### Do this:
Go through the data below and gather each line containing "Store".
[start of Provided information]
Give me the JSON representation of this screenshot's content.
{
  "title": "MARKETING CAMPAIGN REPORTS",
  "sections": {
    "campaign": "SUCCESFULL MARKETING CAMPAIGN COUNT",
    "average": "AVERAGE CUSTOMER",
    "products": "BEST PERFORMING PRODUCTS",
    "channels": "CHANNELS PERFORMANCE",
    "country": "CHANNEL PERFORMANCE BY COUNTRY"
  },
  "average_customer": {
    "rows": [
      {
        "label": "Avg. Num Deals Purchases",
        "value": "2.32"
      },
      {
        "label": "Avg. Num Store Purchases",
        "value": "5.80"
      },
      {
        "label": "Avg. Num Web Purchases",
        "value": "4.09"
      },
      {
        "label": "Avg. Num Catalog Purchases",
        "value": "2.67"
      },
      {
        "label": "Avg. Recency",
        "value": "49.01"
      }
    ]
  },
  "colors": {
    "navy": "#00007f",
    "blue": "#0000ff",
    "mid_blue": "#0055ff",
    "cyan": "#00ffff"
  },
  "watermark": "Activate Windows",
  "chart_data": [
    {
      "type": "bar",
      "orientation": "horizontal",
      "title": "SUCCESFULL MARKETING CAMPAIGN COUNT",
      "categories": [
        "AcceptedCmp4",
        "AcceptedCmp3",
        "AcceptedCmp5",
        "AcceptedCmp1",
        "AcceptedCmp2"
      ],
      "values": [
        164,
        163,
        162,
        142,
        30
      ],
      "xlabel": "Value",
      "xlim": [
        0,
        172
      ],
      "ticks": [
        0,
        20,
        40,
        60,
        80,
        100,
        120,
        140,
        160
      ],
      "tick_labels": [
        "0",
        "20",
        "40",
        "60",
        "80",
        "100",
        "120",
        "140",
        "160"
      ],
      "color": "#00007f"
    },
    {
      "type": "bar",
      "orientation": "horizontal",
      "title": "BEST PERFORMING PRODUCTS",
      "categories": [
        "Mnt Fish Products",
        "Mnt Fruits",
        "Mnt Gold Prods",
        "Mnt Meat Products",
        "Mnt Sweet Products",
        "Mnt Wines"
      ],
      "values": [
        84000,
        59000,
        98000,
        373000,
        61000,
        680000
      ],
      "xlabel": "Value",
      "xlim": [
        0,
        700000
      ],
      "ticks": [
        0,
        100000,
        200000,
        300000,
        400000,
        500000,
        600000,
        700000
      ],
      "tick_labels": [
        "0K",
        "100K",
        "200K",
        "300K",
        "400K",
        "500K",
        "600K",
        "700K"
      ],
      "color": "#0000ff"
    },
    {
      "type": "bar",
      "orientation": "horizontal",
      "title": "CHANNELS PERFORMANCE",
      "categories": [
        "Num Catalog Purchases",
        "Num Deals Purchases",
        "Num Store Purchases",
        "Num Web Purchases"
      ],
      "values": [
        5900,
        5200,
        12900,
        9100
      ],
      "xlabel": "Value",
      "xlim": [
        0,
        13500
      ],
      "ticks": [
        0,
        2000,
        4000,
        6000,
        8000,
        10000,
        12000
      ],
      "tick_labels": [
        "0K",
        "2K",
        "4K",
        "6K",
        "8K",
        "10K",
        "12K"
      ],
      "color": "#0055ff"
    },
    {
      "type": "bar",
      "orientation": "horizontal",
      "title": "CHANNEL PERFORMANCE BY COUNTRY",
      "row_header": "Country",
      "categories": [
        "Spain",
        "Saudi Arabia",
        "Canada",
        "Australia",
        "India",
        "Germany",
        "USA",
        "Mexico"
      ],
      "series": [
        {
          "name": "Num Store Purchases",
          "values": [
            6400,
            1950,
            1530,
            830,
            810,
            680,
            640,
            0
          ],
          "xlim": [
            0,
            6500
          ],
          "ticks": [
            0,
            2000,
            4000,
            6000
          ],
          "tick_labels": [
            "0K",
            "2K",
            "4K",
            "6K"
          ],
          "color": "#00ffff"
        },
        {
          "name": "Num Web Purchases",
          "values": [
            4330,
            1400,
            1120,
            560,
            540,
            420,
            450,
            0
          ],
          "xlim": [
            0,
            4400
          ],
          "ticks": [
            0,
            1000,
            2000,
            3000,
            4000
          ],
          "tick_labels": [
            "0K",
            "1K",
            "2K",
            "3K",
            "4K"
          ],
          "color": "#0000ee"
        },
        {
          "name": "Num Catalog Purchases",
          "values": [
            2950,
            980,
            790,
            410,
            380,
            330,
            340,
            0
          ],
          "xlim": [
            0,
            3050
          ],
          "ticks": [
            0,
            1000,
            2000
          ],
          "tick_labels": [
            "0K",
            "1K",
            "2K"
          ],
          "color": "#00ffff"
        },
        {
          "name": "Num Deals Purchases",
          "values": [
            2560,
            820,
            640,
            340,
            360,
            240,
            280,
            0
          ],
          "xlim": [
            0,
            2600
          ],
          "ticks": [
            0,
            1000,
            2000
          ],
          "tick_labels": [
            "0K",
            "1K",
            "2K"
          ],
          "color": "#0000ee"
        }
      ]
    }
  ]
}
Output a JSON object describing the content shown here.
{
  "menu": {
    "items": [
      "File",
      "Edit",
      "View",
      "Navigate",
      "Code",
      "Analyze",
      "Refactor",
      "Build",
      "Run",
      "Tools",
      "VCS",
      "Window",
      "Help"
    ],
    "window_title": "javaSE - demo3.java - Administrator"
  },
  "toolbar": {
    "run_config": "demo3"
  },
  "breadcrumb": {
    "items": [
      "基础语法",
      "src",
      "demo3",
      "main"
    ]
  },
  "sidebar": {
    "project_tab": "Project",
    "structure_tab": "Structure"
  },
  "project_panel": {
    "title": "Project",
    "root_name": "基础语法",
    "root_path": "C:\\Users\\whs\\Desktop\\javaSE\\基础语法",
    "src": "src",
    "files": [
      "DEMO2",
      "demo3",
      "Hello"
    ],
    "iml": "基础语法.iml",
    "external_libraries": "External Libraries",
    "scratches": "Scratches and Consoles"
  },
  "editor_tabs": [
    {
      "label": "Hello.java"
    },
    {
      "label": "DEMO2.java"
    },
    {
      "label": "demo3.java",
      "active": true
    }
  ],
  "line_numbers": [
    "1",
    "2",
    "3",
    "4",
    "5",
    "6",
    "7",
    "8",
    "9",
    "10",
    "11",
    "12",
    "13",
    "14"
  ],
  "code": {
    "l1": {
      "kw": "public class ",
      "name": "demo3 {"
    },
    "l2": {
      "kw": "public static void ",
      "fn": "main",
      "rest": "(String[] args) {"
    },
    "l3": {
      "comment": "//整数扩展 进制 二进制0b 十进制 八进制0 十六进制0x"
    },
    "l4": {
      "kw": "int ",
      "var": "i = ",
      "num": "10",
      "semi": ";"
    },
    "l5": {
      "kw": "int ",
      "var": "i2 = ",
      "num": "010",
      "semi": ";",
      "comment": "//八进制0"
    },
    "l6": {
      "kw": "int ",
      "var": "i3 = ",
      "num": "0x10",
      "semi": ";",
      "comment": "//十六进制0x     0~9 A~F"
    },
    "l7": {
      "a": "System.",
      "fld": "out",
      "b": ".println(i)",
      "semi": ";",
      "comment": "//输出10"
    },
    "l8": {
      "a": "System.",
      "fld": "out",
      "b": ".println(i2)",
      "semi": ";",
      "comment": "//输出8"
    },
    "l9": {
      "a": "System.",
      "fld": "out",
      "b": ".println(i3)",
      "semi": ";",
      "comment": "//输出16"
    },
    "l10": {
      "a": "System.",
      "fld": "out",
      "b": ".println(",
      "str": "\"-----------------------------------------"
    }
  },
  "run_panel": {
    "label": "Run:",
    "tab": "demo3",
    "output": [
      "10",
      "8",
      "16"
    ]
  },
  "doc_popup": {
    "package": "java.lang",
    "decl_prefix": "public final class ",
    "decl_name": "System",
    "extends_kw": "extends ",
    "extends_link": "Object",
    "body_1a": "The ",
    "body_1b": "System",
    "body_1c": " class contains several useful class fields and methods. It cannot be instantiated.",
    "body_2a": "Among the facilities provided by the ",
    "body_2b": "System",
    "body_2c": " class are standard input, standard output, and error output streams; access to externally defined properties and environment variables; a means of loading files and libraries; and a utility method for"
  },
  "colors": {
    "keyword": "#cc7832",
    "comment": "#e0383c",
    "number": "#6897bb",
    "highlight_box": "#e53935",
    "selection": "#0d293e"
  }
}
[end of Provided information]
### Worked answer:
        "label": "Avg. Num Store Purchases",
        "Num Store Purchases",
          "name": "Num Store Purchases",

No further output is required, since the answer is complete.